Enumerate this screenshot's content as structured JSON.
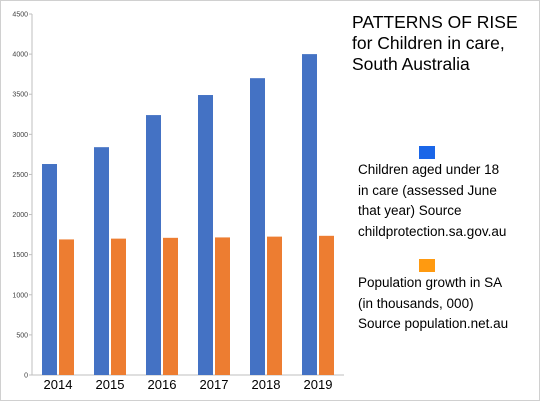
{
  "chart_data": {
    "type": "bar",
    "title_lines": [
      "PATTERNS OF RISE",
      "for Children in care,",
      "South Australia"
    ],
    "categories": [
      "2014",
      "2015",
      "2016",
      "2017",
      "2018",
      "2019"
    ],
    "ylim": [
      0,
      4500
    ],
    "yticks": [
      0,
      500,
      1000,
      1500,
      2000,
      2500,
      3000,
      3500,
      4000,
      4500
    ],
    "grid": false,
    "legend_position": "right",
    "series": [
      {
        "legend_lines": [
          "Children aged under 18",
          "in care (assessed June",
          "that year) Source",
          "childprotection.sa.gov.au"
        ],
        "color": "#4472c4",
        "values": [
          2630,
          2840,
          3240,
          3490,
          3700,
          4000
        ]
      },
      {
        "legend_lines": [
          "Population growth in SA",
          "(in thousands, 000)",
          "Source population.net.au"
        ],
        "color": "#ed7d31",
        "values": [
          1690,
          1700,
          1710,
          1715,
          1725,
          1735
        ]
      }
    ],
    "legend_swatch_colors": [
      "#1a66e8",
      "#ff9a10"
    ]
  }
}
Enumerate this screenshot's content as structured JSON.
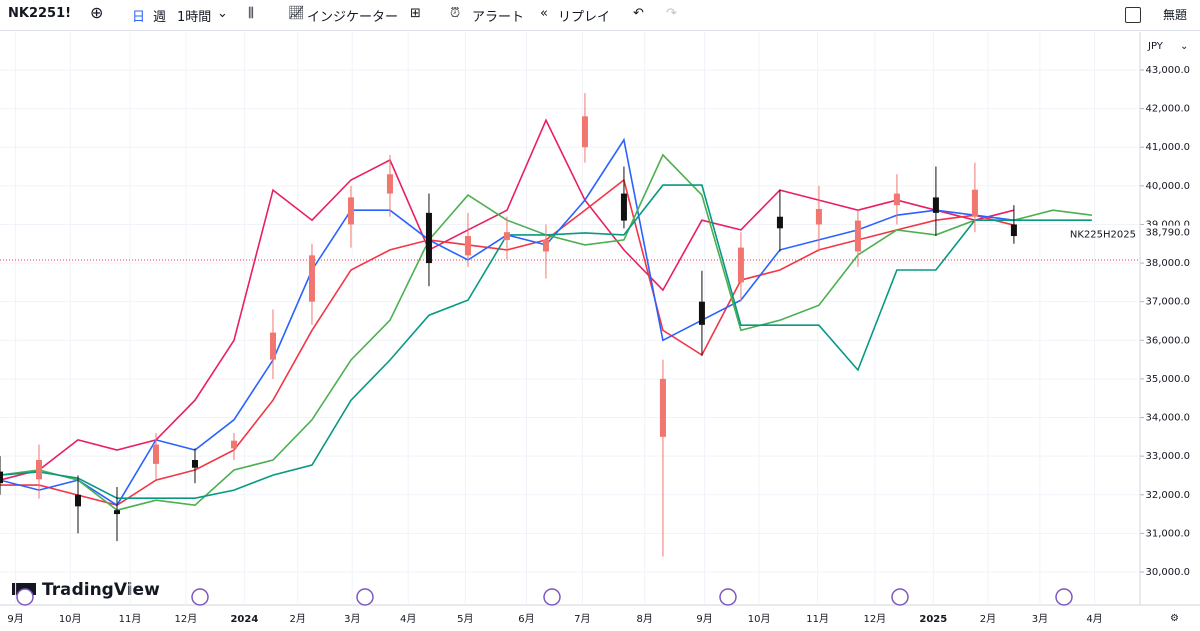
{
  "toolbar": {
    "symbol": "NK2251!",
    "day": "日",
    "week": "週",
    "interval": "1時間",
    "indicators": "インジケーター",
    "alert": "アラート",
    "replay": "リプレイ",
    "layout_name": "無題"
  },
  "currency": "JPY",
  "brand": "TradingView",
  "chart_data": {
    "type": "candlestick",
    "xlim": [
      0,
      87.7
    ],
    "xticks": [
      {
        "value": 1.2,
        "label": "9月"
      },
      {
        "value": 5.4,
        "label": "10月"
      },
      {
        "value": 10,
        "label": "11月"
      },
      {
        "value": 14.3,
        "label": "12月"
      },
      {
        "value": 18.8,
        "label": "2024"
      },
      {
        "value": 22.9,
        "label": "2月"
      },
      {
        "value": 27.1,
        "label": "3月"
      },
      {
        "value": 31.4,
        "label": "4月"
      },
      {
        "value": 35.8,
        "label": "5月"
      },
      {
        "value": 40.5,
        "label": "6月"
      },
      {
        "value": 44.8,
        "label": "7月"
      },
      {
        "value": 49.6,
        "label": "8月"
      },
      {
        "value": 54.2,
        "label": "9月"
      },
      {
        "value": 58.4,
        "label": "10月"
      },
      {
        "value": 62.9,
        "label": "11月"
      },
      {
        "value": 67.3,
        "label": "12月"
      },
      {
        "value": 71.8,
        "label": "2025"
      },
      {
        "value": 76,
        "label": "2月"
      },
      {
        "value": 80,
        "label": "3月"
      },
      {
        "value": 84.2,
        "label": "4月"
      }
    ],
    "ylim": [
      29145,
      43984
    ],
    "yticks": [
      {
        "value": 30000,
        "label": "30,000.0"
      },
      {
        "value": 31000,
        "label": "31,000.0"
      },
      {
        "value": 32000,
        "label": "32,000.0"
      },
      {
        "value": 33000,
        "label": "33,000.0"
      },
      {
        "value": 34000,
        "label": "34,000.0"
      },
      {
        "value": 35000,
        "label": "35,000.0"
      },
      {
        "value": 36000,
        "label": "36,000.0"
      },
      {
        "value": 37000,
        "label": "37,000.0"
      },
      {
        "value": 38000,
        "label": "38,000.0"
      },
      {
        "value": 39000,
        "label": "39,000.0"
      },
      {
        "value": 40000,
        "label": "40,000.0"
      },
      {
        "value": 41000,
        "label": "41,000.0"
      },
      {
        "value": 42000,
        "label": "42,000.0"
      },
      {
        "value": 43000,
        "label": "43,000.0"
      }
    ],
    "grid": true,
    "candles": {
      "x": [
        0,
        3,
        6,
        9,
        12,
        15,
        18,
        21,
        24,
        27,
        30,
        33,
        36,
        39,
        42,
        45,
        48,
        51,
        54,
        57,
        60,
        63,
        66,
        69,
        72,
        75,
        78
      ],
      "open": [
        32600,
        32400,
        32000,
        31600,
        32800,
        32900,
        33200,
        35500,
        37000,
        39000,
        39800,
        39300,
        38200,
        38600,
        38300,
        41000,
        39800,
        33500,
        37000,
        37500,
        39200,
        39000,
        38300,
        39500,
        39700,
        39200,
        39000
      ],
      "high": [
        33000,
        33300,
        32500,
        32200,
        33600,
        33200,
        33600,
        36800,
        38500,
        40000,
        40800,
        39800,
        39300,
        39200,
        39000,
        42400,
        40500,
        35500,
        37800,
        38800,
        39900,
        40000,
        39400,
        40300,
        40500,
        40600,
        39500
      ],
      "low": [
        32000,
        31900,
        31000,
        30800,
        32400,
        32300,
        32900,
        35000,
        36400,
        38400,
        39200,
        37400,
        37900,
        38100,
        37600,
        40600,
        38900,
        30400,
        35600,
        37000,
        38300,
        38300,
        37900,
        39000,
        38700,
        38800,
        38500
      ],
      "close": [
        32300,
        32900,
        31700,
        31500,
        33300,
        32700,
        33400,
        36200,
        38200,
        39700,
        40300,
        38000,
        38700,
        38800,
        38600,
        41800,
        39100,
        35000,
        36400,
        38400,
        38900,
        39400,
        39100,
        39800,
        39300,
        39900,
        38700
      ],
      "up_color": "#f0766f",
      "down_color": "#111111"
    },
    "x": [
      0,
      3,
      6,
      9,
      12,
      15,
      18,
      21,
      24,
      27,
      30,
      33,
      36,
      39,
      42,
      45,
      48,
      51,
      54,
      57,
      60,
      63,
      66,
      69,
      72,
      75,
      78,
      81,
      84
    ],
    "series": [
      {
        "color": "#e91e63",
        "values": [
          32380,
          32640,
          33420,
          33160,
          33420,
          34450,
          36000,
          39890,
          39110,
          40150,
          40670,
          38340,
          38860,
          39370,
          41700,
          39630,
          38340,
          37300,
          39110,
          38860,
          39890,
          39630,
          39370,
          39630,
          39370,
          39110,
          39370,
          null,
          null
        ]
      },
      {
        "color": "#f23645",
        "values": [
          32250,
          32250,
          31990,
          31730,
          32380,
          32640,
          33160,
          34450,
          36260,
          37820,
          38340,
          38600,
          38470,
          38340,
          38600,
          39370,
          40150,
          36260,
          35620,
          37560,
          37820,
          38340,
          38600,
          38860,
          39110,
          39240,
          38980,
          null,
          null
        ]
      },
      {
        "color": "#2962ff",
        "values": [
          32380,
          32120,
          32380,
          31730,
          33420,
          33160,
          33940,
          35490,
          37820,
          39370,
          39370,
          38600,
          38080,
          38730,
          38470,
          39630,
          41190,
          36000,
          36520,
          37040,
          38340,
          38600,
          38860,
          39240,
          39370,
          39240,
          39110,
          null,
          null
        ]
      },
      {
        "color": "#4caf50",
        "values": [
          32510,
          32640,
          32380,
          31600,
          31860,
          31730,
          32640,
          32900,
          33940,
          35490,
          36520,
          38600,
          39760,
          39110,
          38730,
          38470,
          38600,
          40800,
          39760,
          36260,
          36520,
          36910,
          38210,
          38860,
          38730,
          39110,
          39110,
          39370,
          39240
        ]
      },
      {
        "color": "#089981",
        "values": [
          32510,
          32590,
          32430,
          31910,
          31910,
          31910,
          32120,
          32510,
          32770,
          34450,
          35490,
          36650,
          37040,
          38730,
          38730,
          38780,
          38730,
          40020,
          40020,
          36390,
          36390,
          36390,
          35230,
          37820,
          37820,
          39110,
          39110,
          39110,
          39110
        ]
      }
    ],
    "current_price": {
      "name": "NK225H2025",
      "value": 38790,
      "label": "38,790.0"
    },
    "dotted_line": 38080
  }
}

★ ★ ★ ★ ★ ★ ★

__PROMPT__.
Repeat each entry above word for word, leaving every picture out.

__EXERCISE ANSWER__.
Enumerate this screenshot's content as structured JSON.
{
  "chart_data": {
    "type": "bar",
    "title_lines": [
      "PATTERNS OF RISE",
      "for Children in care,",
      "South Australia"
    ],
    "categories": [
      "2014",
      "2015",
      "2016",
      "2017",
      "2018",
      "2019"
    ],
    "ylim": [
      0,
      4500
    ],
    "yticks": [
      0,
      500,
      1000,
      1500,
      2000,
      2500,
      3000,
      3500,
      4000,
      4500
    ],
    "grid": false,
    "legend_position": "right",
    "series": [
      {
        "legend_lines": [
          "Children aged under 18",
          "in care (assessed June",
          "that year) Source",
          "childprotection.sa.gov.au"
        ],
        "color": "#4472c4",
        "values": [
          2630,
          2840,
          3240,
          3490,
          3700,
          4000
        ]
      },
      {
        "legend_lines": [
          "Population growth in SA",
          "(in thousands, 000)",
          "Source population.net.au"
        ],
        "color": "#ed7d31",
        "values": [
          1690,
          1700,
          1710,
          1715,
          1725,
          1735
        ]
      }
    ],
    "legend_swatch_colors": [
      "#1a66e8",
      "#ff9a10"
    ]
  }
}
Enumerate this screenshot's content as structured JSON.
{
  "toolbar": {
    "symbol": "NK2251!",
    "day": "日",
    "week": "週",
    "interval": "1時間",
    "indicators": "インジケーター",
    "alert": "アラート",
    "replay": "リプレイ",
    "layout_name": "無題"
  },
  "currency": "JPY",
  "brand": "TradingView",
  "chart_data": {
    "type": "candlestick",
    "xlim": [
      0,
      87.7
    ],
    "xticks": [
      {
        "value": 1.2,
        "label": "9月"
      },
      {
        "value": 5.4,
        "label": "10月"
      },
      {
        "value": 10,
        "label": "11月"
      },
      {
        "value": 14.3,
        "label": "12月"
      },
      {
        "value": 18.8,
        "label": "2024"
      },
      {
        "value": 22.9,
        "label": "2月"
      },
      {
        "value": 27.1,
        "label": "3月"
      },
      {
        "value": 31.4,
        "label": "4月"
      },
      {
        "value": 35.8,
        "label": "5月"
      },
      {
        "value": 40.5,
        "label": "6月"
      },
      {
        "value": 44.8,
        "label": "7月"
      },
      {
        "value": 49.6,
        "label": "8月"
      },
      {
        "value": 54.2,
        "label": "9月"
      },
      {
        "value": 58.4,
        "label": "10月"
      },
      {
        "value": 62.9,
        "label": "11月"
      },
      {
        "value": 67.3,
        "label": "12月"
      },
      {
        "value": 71.8,
        "label": "2025"
      },
      {
        "value": 76,
        "label": "2月"
      },
      {
        "value": 80,
        "label": "3月"
      },
      {
        "value": 84.2,
        "label": "4月"
      }
    ],
    "ylim": [
      29145,
      43984
    ],
    "yticks": [
      {
        "value": 30000,
        "label": "30,000.0"
      },
      {
        "value": 31000,
        "label": "31,000.0"
      },
      {
        "value": 32000,
        "label": "32,000.0"
      },
      {
        "value": 33000,
        "label": "33,000.0"
      },
      {
        "value": 34000,
        "label": "34,000.0"
      },
      {
        "value": 35000,
        "label": "35,000.0"
      },
      {
        "value": 36000,
        "label": "36,000.0"
      },
      {
        "value": 37000,
        "label": "37,000.0"
      },
      {
        "value": 38000,
        "label": "38,000.0"
      },
      {
        "value": 39000,
        "label": "39,000.0"
      },
      {
        "value": 40000,
        "label": "40,000.0"
      },
      {
        "value": 41000,
        "label": "41,000.0"
      },
      {
        "value": 42000,
        "label": "42,000.0"
      },
      {
        "value": 43000,
        "label": "43,000.0"
      }
    ],
    "grid": true,
    "candles": {
      "x": [
        0,
        3,
        6,
        9,
        12,
        15,
        18,
        21,
        24,
        27,
        30,
        33,
        36,
        39,
        42,
        45,
        48,
        51,
        54,
        57,
        60,
        63,
        66,
        69,
        72,
        75,
        78
      ],
      "open": [
        32600,
        32400,
        32000,
        31600,
        32800,
        32900,
        33200,
        35500,
        37000,
        39000,
        39800,
        39300,
        38200,
        38600,
        38300,
        41000,
        39800,
        33500,
        37000,
        37500,
        39200,
        39000,
        38300,
        39500,
        39700,
        39200,
        39000
      ],
      "high": [
        33000,
        33300,
        32500,
        32200,
        33600,
        33200,
        33600,
        36800,
        38500,
        40000,
        40800,
        39800,
        39300,
        39200,
        39000,
        42400,
        40500,
        35500,
        37800,
        38800,
        39900,
        40000,
        39400,
        40300,
        40500,
        40600,
        39500
      ],
      "low": [
        32000,
        31900,
        31000,
        30800,
        32400,
        32300,
        32900,
        35000,
        36400,
        38400,
        39200,
        37400,
        37900,
        38100,
        37600,
        40600,
        38900,
        30400,
        35600,
        37000,
        38300,
        38300,
        37900,
        39000,
        38700,
        38800,
        38500
      ],
      "close": [
        32300,
        32900,
        31700,
        31500,
        33300,
        32700,
        33400,
        36200,
        38200,
        39700,
        40300,
        38000,
        38700,
        38800,
        38600,
        41800,
        39100,
        35000,
        36400,
        38400,
        38900,
        39400,
        39100,
        39800,
        39300,
        39900,
        38700
      ],
      "up_color": "#f0766f",
      "down_color": "#111111"
    },
    "x": [
      0,
      3,
      6,
      9,
      12,
      15,
      18,
      21,
      24,
      27,
      30,
      33,
      36,
      39,
      42,
      45,
      48,
      51,
      54,
      57,
      60,
      63,
      66,
      69,
      72,
      75,
      78,
      81,
      84
    ],
    "series": [
      {
        "color": "#e91e63",
        "values": [
          32380,
          32640,
          33420,
          33160,
          33420,
          34450,
          36000,
          39890,
          39110,
          40150,
          40670,
          38340,
          38860,
          39370,
          41700,
          39630,
          38340,
          37300,
          39110,
          38860,
          39890,
          39630,
          39370,
          39630,
          39370,
          39110,
          39370,
          null,
          null
        ]
      },
      {
        "color": "#f23645",
        "values": [
          32250,
          32250,
          31990,
          31730,
          32380,
          32640,
          33160,
          34450,
          36260,
          37820,
          38340,
          38600,
          38470,
          38340,
          38600,
          39370,
          40150,
          36260,
          35620,
          37560,
          37820,
          38340,
          38600,
          38860,
          39110,
          39240,
          38980,
          null,
          null
        ]
      },
      {
        "color": "#2962ff",
        "values": [
          32380,
          32120,
          32380,
          31730,
          33420,
          33160,
          33940,
          35490,
          37820,
          39370,
          39370,
          38600,
          38080,
          38730,
          38470,
          39630,
          41190,
          36000,
          36520,
          37040,
          38340,
          38600,
          38860,
          39240,
          39370,
          39240,
          39110,
          null,
          null
        ]
      },
      {
        "color": "#4caf50",
        "values": [
          32510,
          32640,
          32380,
          31600,
          31860,
          31730,
          32640,
          32900,
          33940,
          35490,
          36520,
          38600,
          39760,
          39110,
          38730,
          38470,
          38600,
          40800,
          39760,
          36260,
          36520,
          36910,
          38210,
          38860,
          38730,
          39110,
          39110,
          39370,
          39240
        ]
      },
      {
        "color": "#089981",
        "values": [
          32510,
          32590,
          32430,
          31910,
          31910,
          31910,
          32120,
          32510,
          32770,
          34450,
          35490,
          36650,
          37040,
          38730,
          38730,
          38780,
          38730,
          40020,
          40020,
          36390,
          36390,
          36390,
          35230,
          37820,
          37820,
          39110,
          39110,
          39110,
          39110
        ]
      }
    ],
    "current_price": {
      "name": "NK225H2025",
      "value": 38790,
      "label": "38,790.0"
    },
    "dotted_line": 38080
  }
}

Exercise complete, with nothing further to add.